=== Provided records ===
⟨

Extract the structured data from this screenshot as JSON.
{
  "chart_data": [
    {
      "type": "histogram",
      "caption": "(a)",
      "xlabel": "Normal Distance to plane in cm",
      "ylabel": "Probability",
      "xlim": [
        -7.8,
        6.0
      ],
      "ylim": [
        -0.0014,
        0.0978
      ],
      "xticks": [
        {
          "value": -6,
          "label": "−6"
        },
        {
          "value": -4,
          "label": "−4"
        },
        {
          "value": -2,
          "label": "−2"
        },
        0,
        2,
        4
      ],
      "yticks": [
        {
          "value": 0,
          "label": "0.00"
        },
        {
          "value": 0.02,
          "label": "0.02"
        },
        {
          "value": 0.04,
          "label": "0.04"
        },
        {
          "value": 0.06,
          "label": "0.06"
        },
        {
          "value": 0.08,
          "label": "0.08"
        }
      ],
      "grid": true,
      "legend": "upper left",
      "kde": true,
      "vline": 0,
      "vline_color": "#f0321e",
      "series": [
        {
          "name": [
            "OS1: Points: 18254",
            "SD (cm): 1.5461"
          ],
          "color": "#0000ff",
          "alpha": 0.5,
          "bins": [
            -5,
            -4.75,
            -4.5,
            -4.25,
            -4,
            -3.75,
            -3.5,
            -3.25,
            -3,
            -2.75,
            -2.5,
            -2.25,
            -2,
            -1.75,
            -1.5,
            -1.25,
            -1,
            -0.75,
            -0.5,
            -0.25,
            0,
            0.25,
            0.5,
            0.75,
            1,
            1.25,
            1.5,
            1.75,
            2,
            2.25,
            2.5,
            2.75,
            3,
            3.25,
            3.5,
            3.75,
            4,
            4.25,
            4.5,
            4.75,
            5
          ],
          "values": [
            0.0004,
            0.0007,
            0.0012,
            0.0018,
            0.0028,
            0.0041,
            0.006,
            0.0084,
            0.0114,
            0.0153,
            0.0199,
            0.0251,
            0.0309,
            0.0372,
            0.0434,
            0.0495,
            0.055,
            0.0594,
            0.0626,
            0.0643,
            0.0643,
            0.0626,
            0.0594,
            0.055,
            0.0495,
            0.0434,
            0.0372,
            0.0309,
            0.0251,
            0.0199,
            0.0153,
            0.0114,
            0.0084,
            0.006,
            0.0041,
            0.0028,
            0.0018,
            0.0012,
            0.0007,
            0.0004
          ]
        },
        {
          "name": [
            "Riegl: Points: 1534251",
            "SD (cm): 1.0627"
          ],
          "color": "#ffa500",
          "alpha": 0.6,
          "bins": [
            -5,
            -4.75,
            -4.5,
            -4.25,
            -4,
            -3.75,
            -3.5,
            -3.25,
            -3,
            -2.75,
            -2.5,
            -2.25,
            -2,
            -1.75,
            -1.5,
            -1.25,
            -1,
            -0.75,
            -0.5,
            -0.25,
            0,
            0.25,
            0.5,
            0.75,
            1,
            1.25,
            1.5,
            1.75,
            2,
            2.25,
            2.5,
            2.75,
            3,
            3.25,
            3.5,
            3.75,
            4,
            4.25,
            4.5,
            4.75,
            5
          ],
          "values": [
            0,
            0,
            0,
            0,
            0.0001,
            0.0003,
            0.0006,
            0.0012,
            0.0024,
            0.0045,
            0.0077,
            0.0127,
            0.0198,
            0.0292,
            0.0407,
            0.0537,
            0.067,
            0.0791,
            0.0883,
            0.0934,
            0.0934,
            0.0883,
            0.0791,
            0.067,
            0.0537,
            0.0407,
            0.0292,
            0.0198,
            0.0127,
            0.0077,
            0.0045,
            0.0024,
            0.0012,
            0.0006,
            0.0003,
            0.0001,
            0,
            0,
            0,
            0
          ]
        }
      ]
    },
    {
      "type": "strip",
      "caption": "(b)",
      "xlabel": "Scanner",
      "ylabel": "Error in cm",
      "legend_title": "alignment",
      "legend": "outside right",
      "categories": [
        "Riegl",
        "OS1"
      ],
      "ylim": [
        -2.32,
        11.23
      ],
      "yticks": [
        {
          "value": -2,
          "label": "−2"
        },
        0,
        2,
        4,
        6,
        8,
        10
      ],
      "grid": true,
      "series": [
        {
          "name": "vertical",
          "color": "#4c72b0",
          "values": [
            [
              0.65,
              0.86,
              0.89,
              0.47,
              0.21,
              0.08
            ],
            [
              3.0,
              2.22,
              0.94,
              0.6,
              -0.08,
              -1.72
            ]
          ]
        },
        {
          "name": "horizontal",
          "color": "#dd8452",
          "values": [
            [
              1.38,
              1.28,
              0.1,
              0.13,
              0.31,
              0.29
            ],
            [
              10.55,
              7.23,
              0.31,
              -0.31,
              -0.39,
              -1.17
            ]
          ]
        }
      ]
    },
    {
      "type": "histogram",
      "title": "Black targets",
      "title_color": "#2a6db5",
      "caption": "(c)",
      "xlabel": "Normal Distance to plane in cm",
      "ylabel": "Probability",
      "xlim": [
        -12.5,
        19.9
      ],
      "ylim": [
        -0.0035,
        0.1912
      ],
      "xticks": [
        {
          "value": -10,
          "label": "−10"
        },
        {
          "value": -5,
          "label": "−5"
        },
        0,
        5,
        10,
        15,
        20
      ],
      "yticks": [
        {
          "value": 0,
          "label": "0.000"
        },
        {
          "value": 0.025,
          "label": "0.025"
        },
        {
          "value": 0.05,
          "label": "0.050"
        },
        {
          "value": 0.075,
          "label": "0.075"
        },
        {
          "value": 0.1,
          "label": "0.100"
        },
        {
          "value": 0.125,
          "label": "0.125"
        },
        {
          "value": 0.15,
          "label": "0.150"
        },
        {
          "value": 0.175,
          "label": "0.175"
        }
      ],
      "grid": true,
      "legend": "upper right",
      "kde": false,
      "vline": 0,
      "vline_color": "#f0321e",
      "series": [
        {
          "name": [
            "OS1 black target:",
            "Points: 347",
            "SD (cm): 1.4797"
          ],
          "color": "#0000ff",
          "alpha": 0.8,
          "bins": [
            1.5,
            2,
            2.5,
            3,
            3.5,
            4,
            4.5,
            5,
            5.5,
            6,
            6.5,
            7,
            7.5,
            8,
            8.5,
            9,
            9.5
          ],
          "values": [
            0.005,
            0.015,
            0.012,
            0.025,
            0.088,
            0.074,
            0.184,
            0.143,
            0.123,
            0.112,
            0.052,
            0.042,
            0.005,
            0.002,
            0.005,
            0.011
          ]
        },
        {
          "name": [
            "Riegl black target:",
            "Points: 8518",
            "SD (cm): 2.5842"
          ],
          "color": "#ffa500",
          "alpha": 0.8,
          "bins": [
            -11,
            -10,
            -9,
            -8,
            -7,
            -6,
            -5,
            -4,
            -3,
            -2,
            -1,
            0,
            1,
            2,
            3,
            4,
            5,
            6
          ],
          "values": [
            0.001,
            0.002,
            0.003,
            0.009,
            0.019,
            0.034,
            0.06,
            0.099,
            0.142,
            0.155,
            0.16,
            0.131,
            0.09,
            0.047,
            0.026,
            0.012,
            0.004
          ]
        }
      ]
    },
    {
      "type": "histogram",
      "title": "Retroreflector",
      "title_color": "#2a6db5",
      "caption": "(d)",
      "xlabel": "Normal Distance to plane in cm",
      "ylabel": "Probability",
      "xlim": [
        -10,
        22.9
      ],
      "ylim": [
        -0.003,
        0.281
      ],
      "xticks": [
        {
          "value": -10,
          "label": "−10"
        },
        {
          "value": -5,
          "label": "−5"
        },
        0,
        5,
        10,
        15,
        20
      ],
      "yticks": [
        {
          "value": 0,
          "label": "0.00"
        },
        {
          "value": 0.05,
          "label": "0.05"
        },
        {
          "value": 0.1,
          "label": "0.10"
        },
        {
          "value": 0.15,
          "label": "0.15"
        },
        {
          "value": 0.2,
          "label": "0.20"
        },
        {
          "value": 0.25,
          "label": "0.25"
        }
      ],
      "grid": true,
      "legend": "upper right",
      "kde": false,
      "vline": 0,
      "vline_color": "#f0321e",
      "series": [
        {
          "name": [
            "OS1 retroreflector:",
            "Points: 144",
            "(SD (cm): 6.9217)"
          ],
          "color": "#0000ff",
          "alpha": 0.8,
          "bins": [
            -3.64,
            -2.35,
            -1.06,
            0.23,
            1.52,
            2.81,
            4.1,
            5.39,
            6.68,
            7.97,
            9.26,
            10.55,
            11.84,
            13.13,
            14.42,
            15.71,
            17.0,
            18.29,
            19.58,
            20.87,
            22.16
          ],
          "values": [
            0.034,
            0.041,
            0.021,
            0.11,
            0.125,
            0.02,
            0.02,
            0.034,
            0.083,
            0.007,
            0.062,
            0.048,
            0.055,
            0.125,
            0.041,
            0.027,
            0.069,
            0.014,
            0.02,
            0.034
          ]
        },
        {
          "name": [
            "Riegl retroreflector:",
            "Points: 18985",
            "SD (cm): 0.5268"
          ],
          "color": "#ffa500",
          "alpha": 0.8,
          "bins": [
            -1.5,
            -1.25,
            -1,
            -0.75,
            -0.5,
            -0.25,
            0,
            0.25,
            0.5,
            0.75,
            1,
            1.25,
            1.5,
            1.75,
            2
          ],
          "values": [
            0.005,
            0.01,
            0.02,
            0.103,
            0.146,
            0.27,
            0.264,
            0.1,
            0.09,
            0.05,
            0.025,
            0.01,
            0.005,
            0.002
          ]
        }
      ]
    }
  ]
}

⟩

=== The exercise ===
Search the data for "Riegl". Copy every line that has it.

=== Exercise response ===
            "Riegl: Points: 1534251",
        "Riegl",
            "Riegl black target:",
            "Riegl retroreflector:",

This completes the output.